What is being asked. Every record should be copied exactly, except that pictures are to be omitted.

Dataset excerpt:
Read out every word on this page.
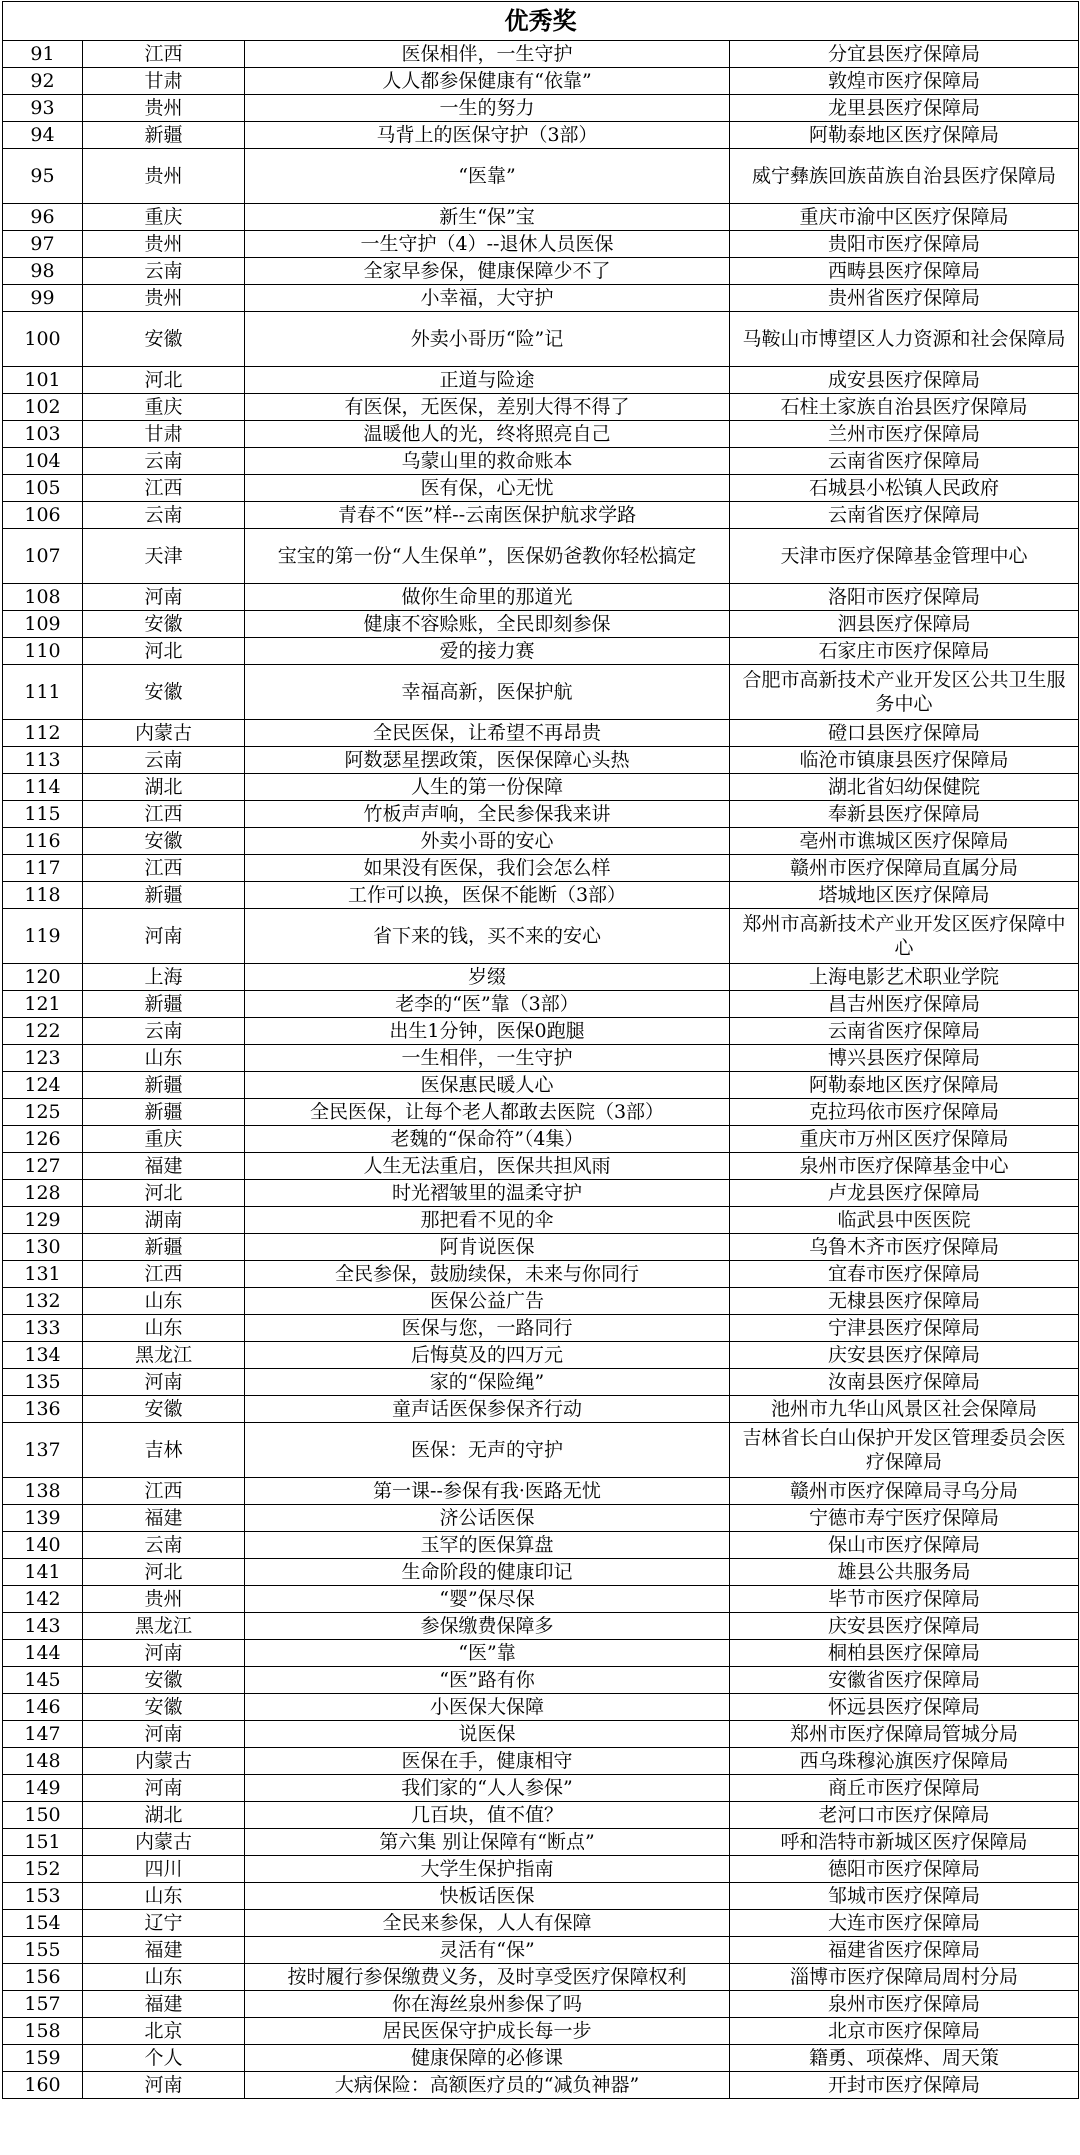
优秀奖			
91	江西	医保相伴，一生守护	分宜县医疗保障局
92	甘肃	人人都参保健康有“依靠”	敦煌市医疗保障局
93	贵州	一生的努力	龙里县医疗保障局
94	新疆	马背上的医保守护（3部）	阿勒泰地区医疗保障局
95	贵州	“医靠”	威宁彝族回族苗族自治县医疗保障局
96	重庆	新生“保”宝	重庆市渝中区医疗保障局
97	贵州	一生守护（4）--退休人员医保	贵阳市医疗保障局
98	云南	全家早参保，健康保障少不了	西畴县医疗保障局
99	贵州	小幸福，大守护	贵州省医疗保障局
100	安徽	外卖小哥历“险”记	马鞍山市博望区人力资源和社会保障局
101	河北	正道与险途	成安县医疗保障局
102	重庆	有医保，无医保，差别大得不得了	石柱土家族自治县医疗保障局
103	甘肃	温暖他人的光，终将照亮自己	兰州市医疗保障局
104	云南	乌蒙山里的救命账本	云南省医疗保障局
105	江西	医有保，心无忧	石城县小松镇人民政府
106	云南	青春不“医”样--云南医保护航求学路	云南省医疗保障局
107	天津	宝宝的第一份“人生保单”，医保奶爸教你轻松搞定	天津市医疗保障基金管理中心
108	河南	做你生命里的那道光	洛阳市医疗保障局
109	安徽	健康不容赊账，全民即刻参保	泗县医疗保障局
110	河北	爱的接力赛	石家庄市医疗保障局
111	安徽	幸福高新，医保护航	合肥市高新技术产业开发区公共卫生服务中心
112	内蒙古	全民医保，让希望不再昂贵	磴口县医疗保障局
113	云南	阿数瑟星摆政策，医保保障心头热	临沧市镇康县医疗保障局
114	湖北	人生的第一份保障	湖北省妇幼保健院
115	江西	竹板声声响，全民参保我来讲	奉新县医疗保障局
116	安徽	外卖小哥的安心	亳州市谯城区医疗保障局
117	江西	如果没有医保，我们会怎么样	赣州市医疗保障局直属分局
118	新疆	工作可以换，医保不能断（3部）	塔城地区医疗保障局
119	河南	省下来的钱，买不来的安心	郑州市高新技术产业开发区医疗保障中心
120	上海	岁缀	上海电影艺术职业学院
121	新疆	老李的“医”靠（3部）	昌吉州医疗保障局
122	云南	出生1分钟，医保0跑腿	云南省医疗保障局
123	山东	一生相伴，一生守护	博兴县医疗保障局
124	新疆	医保惠民暖人心	阿勒泰地区医疗保障局
125	新疆	全民医保，让每个老人都敢去医院（3部）	克拉玛依市医疗保障局
126	重庆	老魏的“保命符”（4集）	重庆市万州区医疗保障局
127	福建	人生无法重启，医保共担风雨	泉州市医疗保障基金中心
128	河北	时光褶皱里的温柔守护	卢龙县医疗保障局
129	湖南	那把看不见的伞	临武县中医医院
130	新疆	阿肯说医保	乌鲁木齐市医疗保障局
131	江西	全民参保，鼓励续保，未来与你同行	宜春市医疗保障局
132	山东	医保公益广告	无棣县医疗保障局
133	山东	医保与您，一路同行	宁津县医疗保障局
134	黑龙江	后悔莫及的四万元	庆安县医疗保障局
135	河南	家的“保险绳”	汝南县医疗保障局
136	安徽	童声话医保参保齐行动	池州市九华山风景区社会保障局
137	吉林	医保：无声的守护	吉林省长白山保护开发区管理委员会医疗保障局
138	江西	第一课--参保有我·医路无忧	赣州市医疗保障局寻乌分局
139	福建	济公话医保	宁德市寿宁医疗保障局
140	云南	玉罕的医保算盘	保山市医疗保障局
141	河北	生命阶段的健康印记	雄县公共服务局
142	贵州	“婴”保尽保	毕节市医疗保障局
143	黑龙江	参保缴费保障多	庆安县医疗保障局
144	河南	“医”靠	桐柏县医疗保障局
145	安徽	“医”路有你	安徽省医疗保障局
146	安徽	小医保大保障	怀远县医疗保障局
147	河南	说医保	郑州市医疗保障局管城分局
148	内蒙古	医保在手，健康相守	西乌珠穆沁旗医疗保障局
149	河南	我们家的“人人参保”	商丘市医疗保障局
150	湖北	几百块，值不值？	老河口市医疗保障局
151	内蒙古	第六集 别让保障有“断点”	呼和浩特市新城区医疗保障局
152	四川	大学生保护指南	德阳市医疗保障局
153	山东	快板话医保	邹城市医疗保障局
154	辽宁	全民来参保，人人有保障	大连市医疗保障局
155	福建	灵活有“保”	福建省医疗保障局
156	山东	按时履行参保缴费义务，及时享受医疗保障权利	淄博市医疗保障局周村分局
157	福建	你在海丝泉州参保了吗	泉州市医疗保障局
158	北京	居民医保守护成长每一步	北京市医疗保障局
159	个人	健康保障的必修课	籍勇、项葆烨、周天策
160	河南	大病保险：高额医疗员的“减负神器”	开封市医疗保障局
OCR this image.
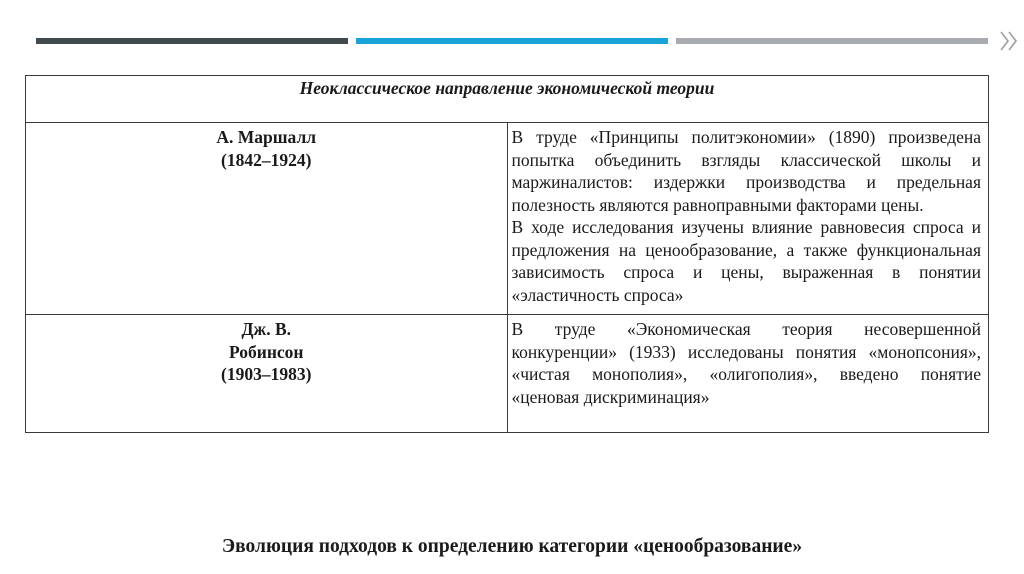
Неоклассическое направление экономической теории	

А. Маршалл
(1842–1924)	В труде «Принципы политэкономии» (1890) произведена попытка объединить взгляды классической школы и маржиналистов: издержки производства и предельная полезность являются равноправными факторами цены.
В ходе исследования изучены влияние равновесия спроса и предложения на ценообразование, а также функциональная зависимость спроса и цены, выраженная в понятии «эластичность спроса»

Дж. В.
Робинсон
(1903–1983)	В труде «Экономическая теория несовершенной конкуренции» (1933) исследованы понятия «монопсония», «чистая монополия», «олигополия», введено понятие «ценовая дискриминация»
Эволюция подходов к определению категории «ценообразование»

Answer to the task.
Read out every word on this page.
优秀奖			
91	江西	医保相伴，一生守护	分宜县医疗保障局
92	甘肃	人人都参保健康有“依靠”	敦煌市医疗保障局
93	贵州	一生的努力	龙里县医疗保障局
94	新疆	马背上的医保守护（3部）	阿勒泰地区医疗保障局
95	贵州	“医靠”	威宁彝族回族苗族自治县医疗保障局
96	重庆	新生“保”宝	重庆市渝中区医疗保障局
97	贵州	一生守护（4）--退休人员医保	贵阳市医疗保障局
98	云南	全家早参保，健康保障少不了	西畴县医疗保障局
99	贵州	小幸福，大守护	贵州省医疗保障局
100	安徽	外卖小哥历“险”记	马鞍山市博望区人力资源和社会保障局
101	河北	正道与险途	成安县医疗保障局
102	重庆	有医保，无医保，差别大得不得了	石柱土家族自治县医疗保障局
103	甘肃	温暖他人的光，终将照亮自己	兰州市医疗保障局
104	云南	乌蒙山里的救命账本	云南省医疗保障局
105	江西	医有保，心无忧	石城县小松镇人民政府
106	云南	青春不“医”样--云南医保护航求学路	云南省医疗保障局
107	天津	宝宝的第一份“人生保单”，医保奶爸教你轻松搞定	天津市医疗保障基金管理中心
108	河南	做你生命里的那道光	洛阳市医疗保障局
109	安徽	健康不容赊账，全民即刻参保	泗县医疗保障局
110	河北	爱的接力赛	石家庄市医疗保障局
111	安徽	幸福高新，医保护航	合肥市高新技术产业开发区公共卫生服务中心
112	内蒙古	全民医保，让希望不再昂贵	磴口县医疗保障局
113	云南	阿数瑟星摆政策，医保保障心头热	临沧市镇康县医疗保障局
114	湖北	人生的第一份保障	湖北省妇幼保健院
115	江西	竹板声声响，全民参保我来讲	奉新县医疗保障局
116	安徽	外卖小哥的安心	亳州市谯城区医疗保障局
117	江西	如果没有医保，我们会怎么样	赣州市医疗保障局直属分局
118	新疆	工作可以换，医保不能断（3部）	塔城地区医疗保障局
119	河南	省下来的钱，买不来的安心	郑州市高新技术产业开发区医疗保障中心
120	上海	岁缀	上海电影艺术职业学院
121	新疆	老李的“医”靠（3部）	昌吉州医疗保障局
122	云南	出生1分钟，医保0跑腿	云南省医疗保障局
123	山东	一生相伴，一生守护	博兴县医疗保障局
124	新疆	医保惠民暖人心	阿勒泰地区医疗保障局
125	新疆	全民医保，让每个老人都敢去医院（3部）	克拉玛依市医疗保障局
126	重庆	老魏的“保命符”（4集）	重庆市万州区医疗保障局
127	福建	人生无法重启，医保共担风雨	泉州市医疗保障基金中心
128	河北	时光褶皱里的温柔守护	卢龙县医疗保障局
129	湖南	那把看不见的伞	临武县中医医院
130	新疆	阿肯说医保	乌鲁木齐市医疗保障局
131	江西	全民参保，鼓励续保，未来与你同行	宜春市医疗保障局
132	山东	医保公益广告	无棣县医疗保障局
133	山东	医保与您，一路同行	宁津县医疗保障局
134	黑龙江	后悔莫及的四万元	庆安县医疗保障局
135	河南	家的“保险绳”	汝南县医疗保障局
136	安徽	童声话医保参保齐行动	池州市九华山风景区社会保障局
137	吉林	医保：无声的守护	吉林省长白山保护开发区管理委员会医疗保障局
138	江西	第一课--参保有我·医路无忧	赣州市医疗保障局寻乌分局
139	福建	济公话医保	宁德市寿宁医疗保障局
140	云南	玉罕的医保算盘	保山市医疗保障局
141	河北	生命阶段的健康印记	雄县公共服务局
142	贵州	“婴”保尽保	毕节市医疗保障局
143	黑龙江	参保缴费保障多	庆安县医疗保障局
144	河南	“医”靠	桐柏县医疗保障局
145	安徽	“医”路有你	安徽省医疗保障局
146	安徽	小医保大保障	怀远县医疗保障局
147	河南	说医保	郑州市医疗保障局管城分局
148	内蒙古	医保在手，健康相守	西乌珠穆沁旗医疗保障局
149	河南	我们家的“人人参保”	商丘市医疗保障局
150	湖北	几百块，值不值？	老河口市医疗保障局
151	内蒙古	第六集 别让保障有“断点”	呼和浩特市新城区医疗保障局
152	四川	大学生保护指南	德阳市医疗保障局
153	山东	快板话医保	邹城市医疗保障局
154	辽宁	全民来参保，人人有保障	大连市医疗保障局
155	福建	灵活有“保”	福建省医疗保障局
156	山东	按时履行参保缴费义务，及时享受医疗保障权利	淄博市医疗保障局周村分局
157	福建	你在海丝泉州参保了吗	泉州市医疗保障局
158	北京	居民医保守护成长每一步	北京市医疗保障局
159	个人	健康保障的必修课	籍勇、项葆烨、周天策
160	河南	大病保险：高额医疗员的“减负神器”	开封市医疗保障局
OCR this image.
Неоклассическое направление экономической теории	

А. Маршалл
(1842–1924)	В труде «Принципы политэкономии» (1890) произведена попытка объединить взгляды классической школы и маржиналистов: издержки производства и предельная полезность являются равноправными факторами цены.
В ходе исследования изучены влияние равновесия спроса и предложения на ценообразование, а также функциональная зависимость спроса и цены, выраженная в понятии «эластичность спроса»

Дж. В.
Робинсон
(1903–1983)	В труде «Экономическая теория несовершенной конкуренции» (1933) исследованы понятия «монопсония», «чистая монополия», «олигополия», введено понятие «ценовая дискриминация»
Эволюция подходов к определению категории «ценообразование»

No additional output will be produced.